» **Instructions for the task**: Return the records that follow, matching each one exactly.

(Stored entries)
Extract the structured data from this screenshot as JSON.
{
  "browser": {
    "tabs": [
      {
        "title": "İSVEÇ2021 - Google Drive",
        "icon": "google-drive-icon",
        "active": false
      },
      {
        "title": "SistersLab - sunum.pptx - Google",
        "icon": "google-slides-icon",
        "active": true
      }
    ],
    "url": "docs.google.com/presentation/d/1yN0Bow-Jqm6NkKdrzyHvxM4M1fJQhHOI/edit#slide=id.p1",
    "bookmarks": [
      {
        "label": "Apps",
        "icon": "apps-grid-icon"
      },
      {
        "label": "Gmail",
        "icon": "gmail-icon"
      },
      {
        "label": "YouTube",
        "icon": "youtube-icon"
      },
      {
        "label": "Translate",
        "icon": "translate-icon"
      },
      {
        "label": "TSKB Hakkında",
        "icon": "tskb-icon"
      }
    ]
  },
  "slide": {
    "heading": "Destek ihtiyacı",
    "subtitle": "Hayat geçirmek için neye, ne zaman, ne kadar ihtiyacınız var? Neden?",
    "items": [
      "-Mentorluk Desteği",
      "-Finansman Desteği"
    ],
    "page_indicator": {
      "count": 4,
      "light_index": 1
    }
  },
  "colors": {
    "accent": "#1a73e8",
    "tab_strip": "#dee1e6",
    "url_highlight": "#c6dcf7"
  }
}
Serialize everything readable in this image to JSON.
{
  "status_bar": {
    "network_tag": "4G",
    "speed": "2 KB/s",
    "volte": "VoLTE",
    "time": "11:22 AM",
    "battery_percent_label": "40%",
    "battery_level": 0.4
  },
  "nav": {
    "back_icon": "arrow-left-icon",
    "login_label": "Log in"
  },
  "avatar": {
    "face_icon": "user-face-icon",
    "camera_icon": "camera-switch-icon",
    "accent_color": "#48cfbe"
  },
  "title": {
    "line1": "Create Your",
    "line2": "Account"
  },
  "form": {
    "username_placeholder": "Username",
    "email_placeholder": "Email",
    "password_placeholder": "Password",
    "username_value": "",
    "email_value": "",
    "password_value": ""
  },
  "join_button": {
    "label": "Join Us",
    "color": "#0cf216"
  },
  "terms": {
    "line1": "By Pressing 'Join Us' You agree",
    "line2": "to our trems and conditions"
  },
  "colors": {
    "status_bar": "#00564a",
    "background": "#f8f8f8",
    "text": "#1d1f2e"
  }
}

» **Full answer**:
Extract the structured data from this screenshot as JSON.
{
  "browser": {
    "tabs": [
      {
        "title": "İSVEÇ2021 - Google Drive",
        "icon": "google-drive-icon",
        "active": false
      },
      {
        "title": "SistersLab - sunum.pptx - Google",
        "icon": "google-slides-icon",
        "active": true
      }
    ],
    "url": "docs.google.com/presentation/d/1yN0Bow-Jqm6NkKdrzyHvxM4M1fJQhHOI/edit#slide=id.p1",
    "bookmarks": [
      {
        "label": "Apps",
        "icon": "apps-grid-icon"
      },
      {
        "label": "Gmail",
        "icon": "gmail-icon"
      },
      {
        "label": "YouTube",
        "icon": "youtube-icon"
      },
      {
        "label": "Translate",
        "icon": "translate-icon"
      },
      {
        "label": "TSKB Hakkında",
        "icon": "tskb-icon"
      }
    ]
  },
  "slide": {
    "heading": "Destek ihtiyacı",
    "subtitle": "Hayat geçirmek için neye, ne zaman, ne kadar ihtiyacınız var? Neden?",
    "items": [
      "-Mentorluk Desteği",
      "-Finansman Desteği"
    ],
    "page_indicator": {
      "count": 4,
      "light_index": 1
    }
  },
  "colors": {
    "accent": "#1a73e8",
    "tab_strip": "#dee1e6",
    "url_highlight": "#c6dcf7"
  }
}
Serialize everything readable in this image to JSON.
{
  "status_bar": {
    "network_tag": "4G",
    "speed": "2 KB/s",
    "volte": "VoLTE",
    "time": "11:22 AM",
    "battery_percent_label": "40%",
    "battery_level": 0.4
  },
  "nav": {
    "back_icon": "arrow-left-icon",
    "login_label": "Log in"
  },
  "avatar": {
    "face_icon": "user-face-icon",
    "camera_icon": "camera-switch-icon",
    "accent_color": "#48cfbe"
  },
  "title": {
    "line1": "Create Your",
    "line2": "Account"
  },
  "form": {
    "username_placeholder": "Username",
    "email_placeholder": "Email",
    "password_placeholder": "Password",
    "username_value": "",
    "email_value": "",
    "password_value": ""
  },
  "join_button": {
    "label": "Join Us",
    "color": "#0cf216"
  },
  "terms": {
    "line1": "By Pressing 'Join Us' You agree",
    "line2": "to our trems and conditions"
  },
  "colors": {
    "status_bar": "#00564a",
    "background": "#f8f8f8",
    "text": "#1d1f2e"
  }
}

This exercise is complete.